◆ Exercise aim ◆
Below is a block of records; reproduce all of them exactly and leave out any pictures.
········
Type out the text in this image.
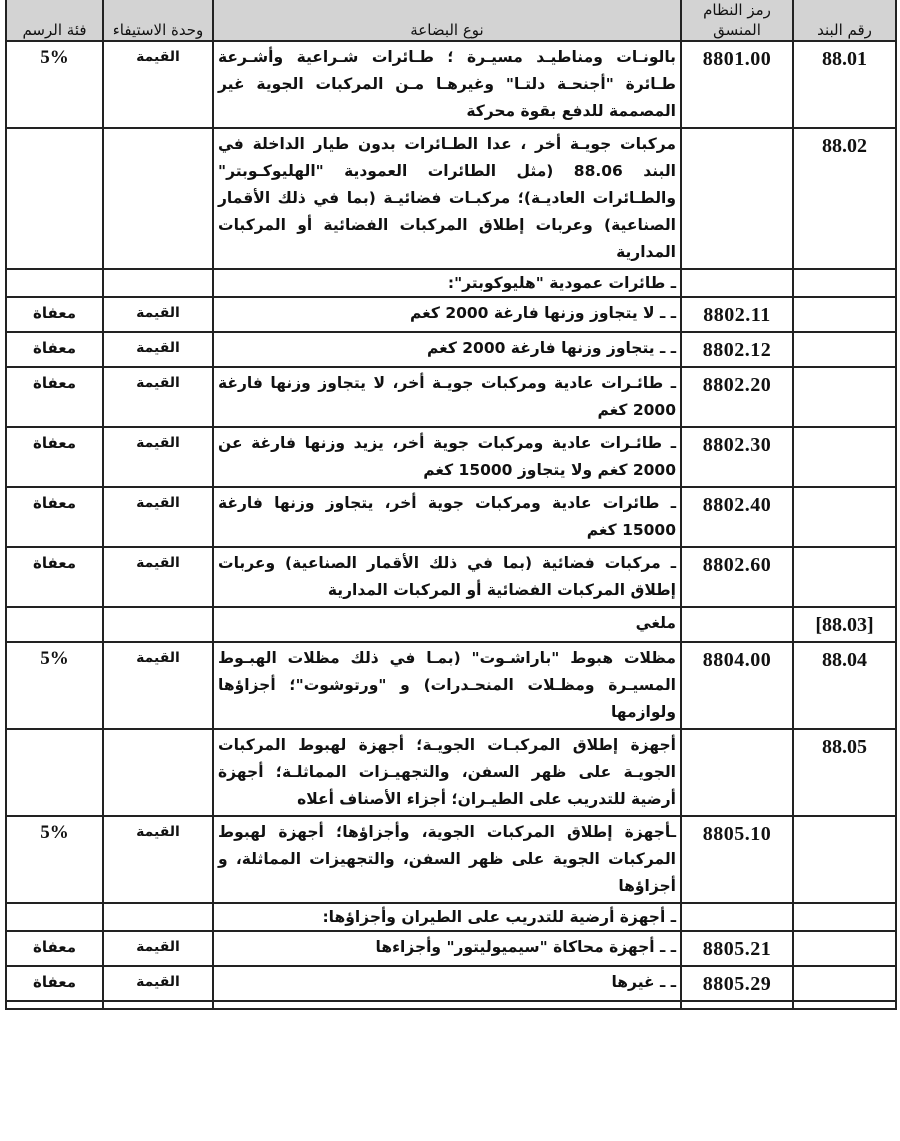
فئة الرسم	وحدة الاستيفاء	نوع البضاعة	رمز النظام المنسق	رقم البند
5%	القيمة	بالونـات ومناطيـد مسيـرة ؛ طـائرات شـراعية وأشـرعة طـائرة "أجنحـة دلتـا" وغيرهـا مـن المركبات الجوية غير المصممة للدفع بقوة محركة	8801.00	88.01
		مركبات جويـة أخر ، عدا الطـائرات بدون طيار الداخلة في البند 88.06 (مثل الطائرات العمودية "الهليوكـوبتر" والطـائرات العاديـة)؛ مركبـات فضائيـة (بما في ذلك الأقمار الصناعية) وعربات إطلاق المركبات الفضائية أو المركبات المدارية		88.02
		ـ طائرات عمودية "هليوكوبتر":		
معفاة	القيمة	ـ ـ لا يتجاوز وزنها فارغة 2000 كغم	8802.11	
معفاة	القيمة	ـ ـ يتجاوز وزنها فارغة 2000 كغم	8802.12	
معفاة	القيمة	ـ طائـرات عادية ومركبات جويـة أخر، لا يتجاوز وزنها فارغة 2000 كغم	8802.20	
معفاة	القيمة	ـ طائـرات عادية ومركبات جوية أخر، يزيد وزنها فارغة عن 2000 كغم ولا يتجاوز 15000 كغم	8802.30	
معفاة	القيمة	ـ طائرات عادية ومركبات جوية أخر، يتجاوز وزنها فارغة 15000 كغم	8802.40	
معفاة	القيمة	ـ مركبات فضائية (بما في ذلك الأقمار الصناعية) وعربات إطلاق المركبات الفضائية أو المركبات المدارية	8802.60	
		ملغي		[88.03]
5%	القيمة	مظلات هبوط "باراشـوت" (بمـا في ذلك مظلات الهبـوط المسيـرة ومظـلات المنحـدرات) و "ورتوشوت"؛ أجزاؤها ولوازمها	8804.00	88.04
		أجهزة إطلاق المركبـات الجويـة؛ أجهزة لهبوط المركبات الجويـة على ظهر السفن، والتجهيـزات المماثلـة؛ أجهزة أرضية للتدريب على الطيـران؛ أجزاء الأصناف أعلاه		88.05
5%	القيمة	ـأجهزة إطلاق المركبات الجوية، وأجزاؤها؛ أجهزة لهبوط المركبات الجوية على ظهر السفن، والتجهيزات المماثلة، و أجزاؤها	8805.10	
		ـ أجهزة أرضية للتدريب على الطيران وأجزاؤها:		
معفاة	القيمة	ـ ـ أجهزة محاكاة "سيميوليتور" وأجزاءها	8805.21	
معفاة	القيمة	ـ ـ غيرها	8805.29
········
◆ Output for this exercise ◆
Type out the text in this image.
فئة الرسم	وحدة الاستيفاء	نوع البضاعة	رمز النظام المنسق	رقم البند
5%	القيمة	بالونـات ومناطيـد مسيـرة ؛ طـائرات شـراعية وأشـرعة طـائرة "أجنحـة دلتـا" وغيرهـا مـن المركبات الجوية غير المصممة للدفع بقوة محركة	8801.00	88.01
		مركبات جويـة أخر ، عدا الطـائرات بدون طيار الداخلة في البند 88.06 (مثل الطائرات العمودية "الهليوكـوبتر" والطـائرات العاديـة)؛ مركبـات فضائيـة (بما في ذلك الأقمار الصناعية) وعربات إطلاق المركبات الفضائية أو المركبات المدارية		88.02
		ـ طائرات عمودية "هليوكوبتر":		
معفاة	القيمة	ـ ـ لا يتجاوز وزنها فارغة 2000 كغم	8802.11	
معفاة	القيمة	ـ ـ يتجاوز وزنها فارغة 2000 كغم	8802.12	
معفاة	القيمة	ـ طائـرات عادية ومركبات جويـة أخر، لا يتجاوز وزنها فارغة 2000 كغم	8802.20	
معفاة	القيمة	ـ طائـرات عادية ومركبات جوية أخر، يزيد وزنها فارغة عن 2000 كغم ولا يتجاوز 15000 كغم	8802.30	
معفاة	القيمة	ـ طائرات عادية ومركبات جوية أخر، يتجاوز وزنها فارغة 15000 كغم	8802.40	
معفاة	القيمة	ـ مركبات فضائية (بما في ذلك الأقمار الصناعية) وعربات إطلاق المركبات الفضائية أو المركبات المدارية	8802.60	
		ملغي		[88.03]
5%	القيمة	مظلات هبوط "باراشـوت" (بمـا في ذلك مظلات الهبـوط المسيـرة ومظـلات المنحـدرات) و "ورتوشوت"؛ أجزاؤها ولوازمها	8804.00	88.04
		أجهزة إطلاق المركبـات الجويـة؛ أجهزة لهبوط المركبات الجويـة على ظهر السفن، والتجهيـزات المماثلـة؛ أجهزة أرضية للتدريب على الطيـران؛ أجزاء الأصناف أعلاه		88.05
5%	القيمة	ـأجهزة إطلاق المركبات الجوية، وأجزاؤها؛ أجهزة لهبوط المركبات الجوية على ظهر السفن، والتجهيزات المماثلة، و أجزاؤها	8805.10	
		ـ أجهزة أرضية للتدريب على الطيران وأجزاؤها:		
معفاة	القيمة	ـ ـ أجهزة محاكاة "سيميوليتور" وأجزاءها	8805.21	
معفاة	القيمة	ـ ـ غيرها	8805.29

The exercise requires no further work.